* start *

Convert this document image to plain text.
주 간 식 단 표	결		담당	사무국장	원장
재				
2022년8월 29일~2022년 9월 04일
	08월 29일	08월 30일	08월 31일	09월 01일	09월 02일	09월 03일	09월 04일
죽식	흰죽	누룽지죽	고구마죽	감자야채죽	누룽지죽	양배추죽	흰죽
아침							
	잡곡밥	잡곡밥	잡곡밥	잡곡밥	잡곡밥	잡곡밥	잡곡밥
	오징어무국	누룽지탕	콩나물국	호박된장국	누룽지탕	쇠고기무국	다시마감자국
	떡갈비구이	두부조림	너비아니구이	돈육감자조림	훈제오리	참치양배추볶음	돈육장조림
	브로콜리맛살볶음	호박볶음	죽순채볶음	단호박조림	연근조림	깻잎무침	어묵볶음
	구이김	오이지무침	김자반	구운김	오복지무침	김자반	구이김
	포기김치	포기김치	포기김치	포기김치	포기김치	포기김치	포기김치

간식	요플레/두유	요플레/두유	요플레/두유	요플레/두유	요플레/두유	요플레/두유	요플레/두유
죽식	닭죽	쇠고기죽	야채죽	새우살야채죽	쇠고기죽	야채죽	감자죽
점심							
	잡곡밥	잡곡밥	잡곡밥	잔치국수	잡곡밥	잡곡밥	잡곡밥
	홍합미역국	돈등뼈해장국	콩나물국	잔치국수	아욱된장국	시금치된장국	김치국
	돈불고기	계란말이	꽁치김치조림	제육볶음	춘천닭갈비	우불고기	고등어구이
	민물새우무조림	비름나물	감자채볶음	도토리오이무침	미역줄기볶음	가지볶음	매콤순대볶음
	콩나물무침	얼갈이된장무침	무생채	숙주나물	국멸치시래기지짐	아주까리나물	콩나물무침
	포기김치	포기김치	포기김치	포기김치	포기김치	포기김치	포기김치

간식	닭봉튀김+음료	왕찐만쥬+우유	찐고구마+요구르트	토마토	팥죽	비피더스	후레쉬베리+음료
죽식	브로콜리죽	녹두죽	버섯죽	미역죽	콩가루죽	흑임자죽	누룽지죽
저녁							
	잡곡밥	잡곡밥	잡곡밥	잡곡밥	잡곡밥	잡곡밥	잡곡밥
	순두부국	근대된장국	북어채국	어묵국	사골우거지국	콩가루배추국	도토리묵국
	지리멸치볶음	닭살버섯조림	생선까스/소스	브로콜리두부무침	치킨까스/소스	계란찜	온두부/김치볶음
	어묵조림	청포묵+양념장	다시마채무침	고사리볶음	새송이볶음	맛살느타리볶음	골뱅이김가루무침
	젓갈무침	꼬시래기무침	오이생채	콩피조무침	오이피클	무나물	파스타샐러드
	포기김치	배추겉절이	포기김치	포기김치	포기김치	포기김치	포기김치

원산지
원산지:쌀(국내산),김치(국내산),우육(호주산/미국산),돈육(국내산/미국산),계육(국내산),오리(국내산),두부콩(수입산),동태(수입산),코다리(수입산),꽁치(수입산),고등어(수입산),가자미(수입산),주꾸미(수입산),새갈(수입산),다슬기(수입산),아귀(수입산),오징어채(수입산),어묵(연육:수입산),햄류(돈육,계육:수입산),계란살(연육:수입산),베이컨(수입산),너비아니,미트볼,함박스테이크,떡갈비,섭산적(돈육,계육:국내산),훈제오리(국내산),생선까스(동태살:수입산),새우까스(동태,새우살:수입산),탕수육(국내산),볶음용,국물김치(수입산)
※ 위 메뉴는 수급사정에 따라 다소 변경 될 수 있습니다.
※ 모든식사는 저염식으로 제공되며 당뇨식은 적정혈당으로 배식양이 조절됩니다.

* end *

**AIM OF THE TASK:** Take each line of the material that contains the word "잔치국수" and list it.

**TASK OUTPUT:**
	잡곡밥	잡곡밥	잡곡밥	잔치국수	잡곡밥	잡곡밥	잡곡밥
	홍합미역국	돈등뼈해장국	콩나물국	잔치국수	아욱된장국	시금치된장국	김치국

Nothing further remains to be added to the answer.